-- Start THE DATA --

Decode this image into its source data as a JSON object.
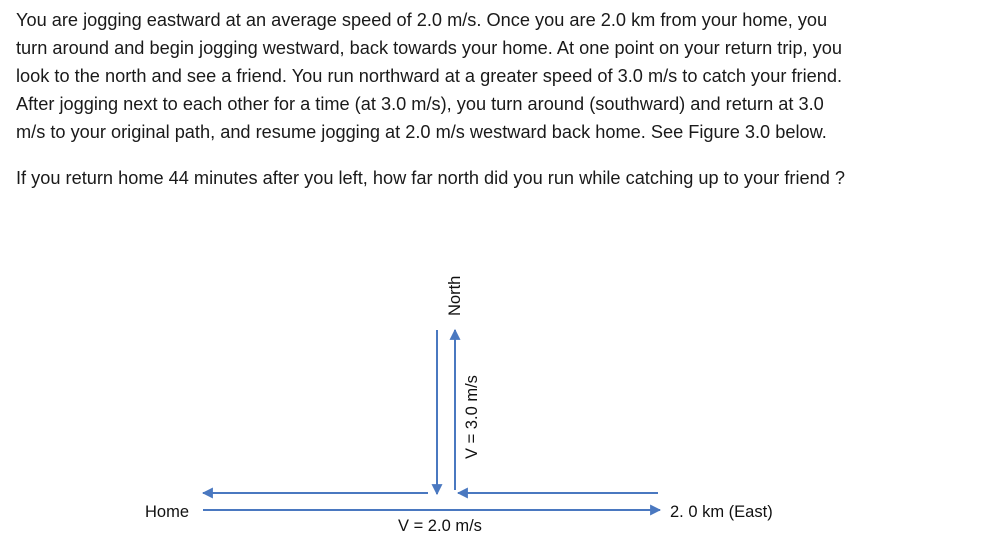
{
  "problem": {
    "paragraph_1_lines": [
      "You are jogging eastward at an average speed of 2.0 m/s. Once you are 2.0 km from your home, you",
      "turn around and begin jogging westward, back towards your home. At one point on your return trip, you",
      "look to the north and see a friend. You run northward at a greater speed of 3.0 m/s to catch your friend.",
      "After jogging next to each other for a time (at 3.0 m/s), you turn around (southward) and return at 3.0",
      "m/s to your original path, and resume jogging at 2.0 m/s westward back home. See Figure 3.0 below."
    ],
    "question": "If you return home 44 minutes after you left, how far north did you run while catching up to your friend ?"
  },
  "figure": {
    "home_label": "Home",
    "east_label": "2. 0 km (East)",
    "horizontal_speed_label": "V = 2.0 m/s",
    "north_label": "North",
    "vertical_speed_label": "V = 3.0 m/s",
    "arrow_color": "#4a78c0"
  }
}
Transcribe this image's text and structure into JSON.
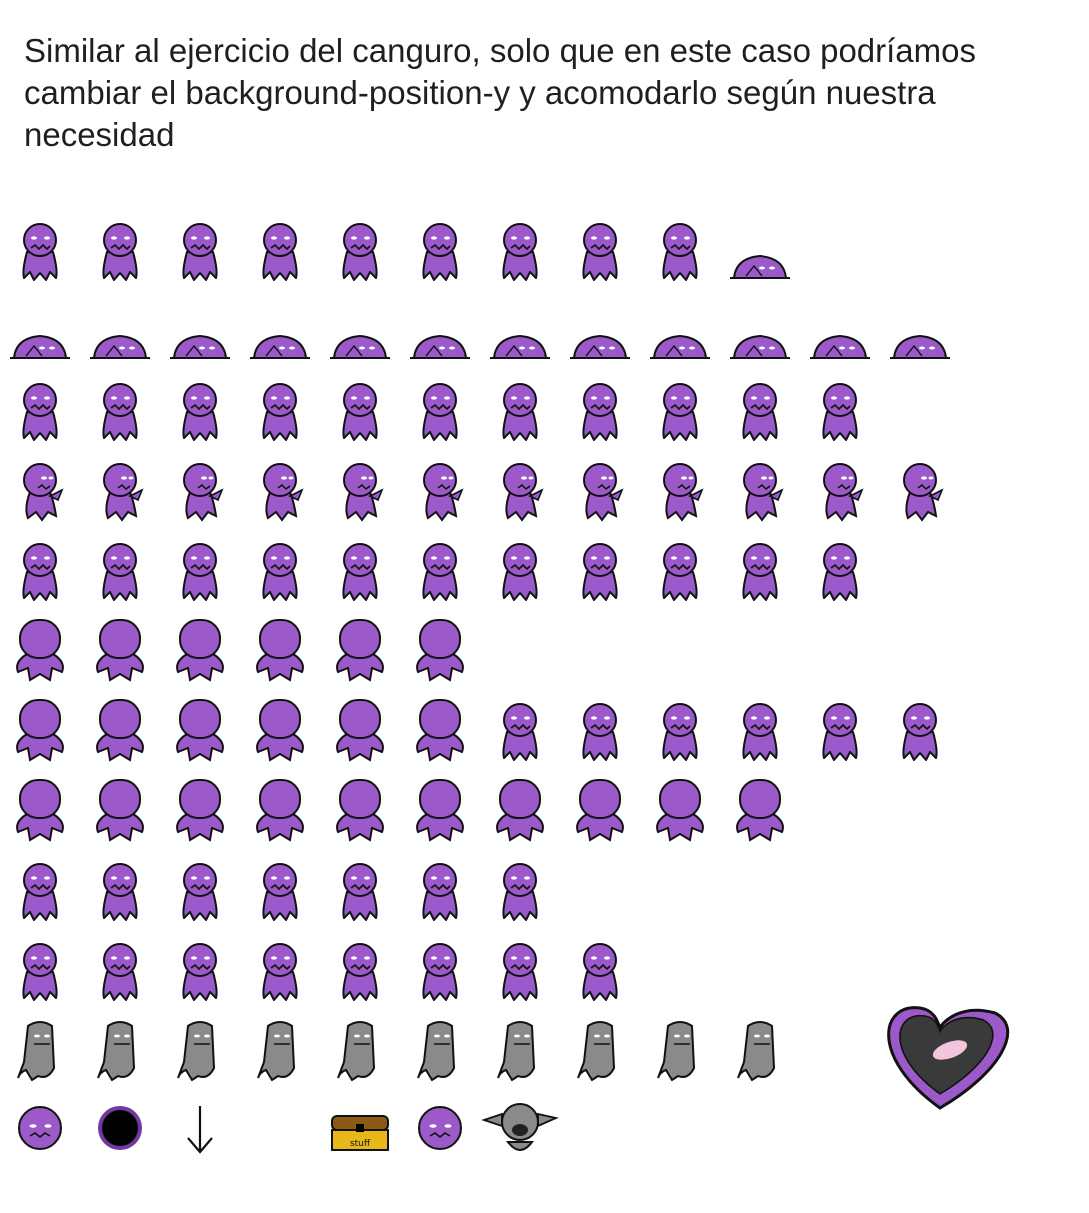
{
  "caption": "Similar al ejercicio del canguro, solo que en este caso podríamos cambiar el background-position-y y acomodarlo según nuestra necesidad",
  "colors": {
    "purple": "#9b59c9",
    "purple_dark": "#6f3aa0",
    "gray": "#8a8a8a",
    "outline": "#111111",
    "eye": "#ffffff",
    "heart": "#3a3a3a",
    "heart_rim": "#9b59c9",
    "heart_shine": "#f4c6dd",
    "chest_wood": "#8b5a14",
    "chest_gold": "#e8b81a"
  },
  "sprite_rows": [
    {
      "kind": "front",
      "count": 9,
      "extra": "lying"
    },
    {
      "kind": "lying",
      "count": 12
    },
    {
      "kind": "front",
      "count": 11
    },
    {
      "kind": "side",
      "count": 12
    },
    {
      "kind": "front",
      "count": 11
    },
    {
      "kind": "back",
      "count": 6
    },
    {
      "kind": "back",
      "count": 6,
      "extra_front": 6
    },
    {
      "kind": "back",
      "count": 10
    },
    {
      "kind": "front",
      "count": 7
    },
    {
      "kind": "front",
      "count": 8
    },
    {
      "kind": "gray",
      "count": 10,
      "extra": "heart"
    },
    {
      "kind": "misc",
      "items": [
        "purple-head",
        "black-orb",
        "down-arrow",
        "empty",
        "treasure-chest",
        "purple-head",
        "gray-goblin"
      ]
    }
  ],
  "chest_label": "stuff"
}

-- End THE DATA --

**DIRECTIVE**
Copy out each line of the records that holds the string "image".

**OUTPUT FOR THIS TASK**
Decode this image into its source data as a JSON object.
Transcribe this image's text and structure into JSON.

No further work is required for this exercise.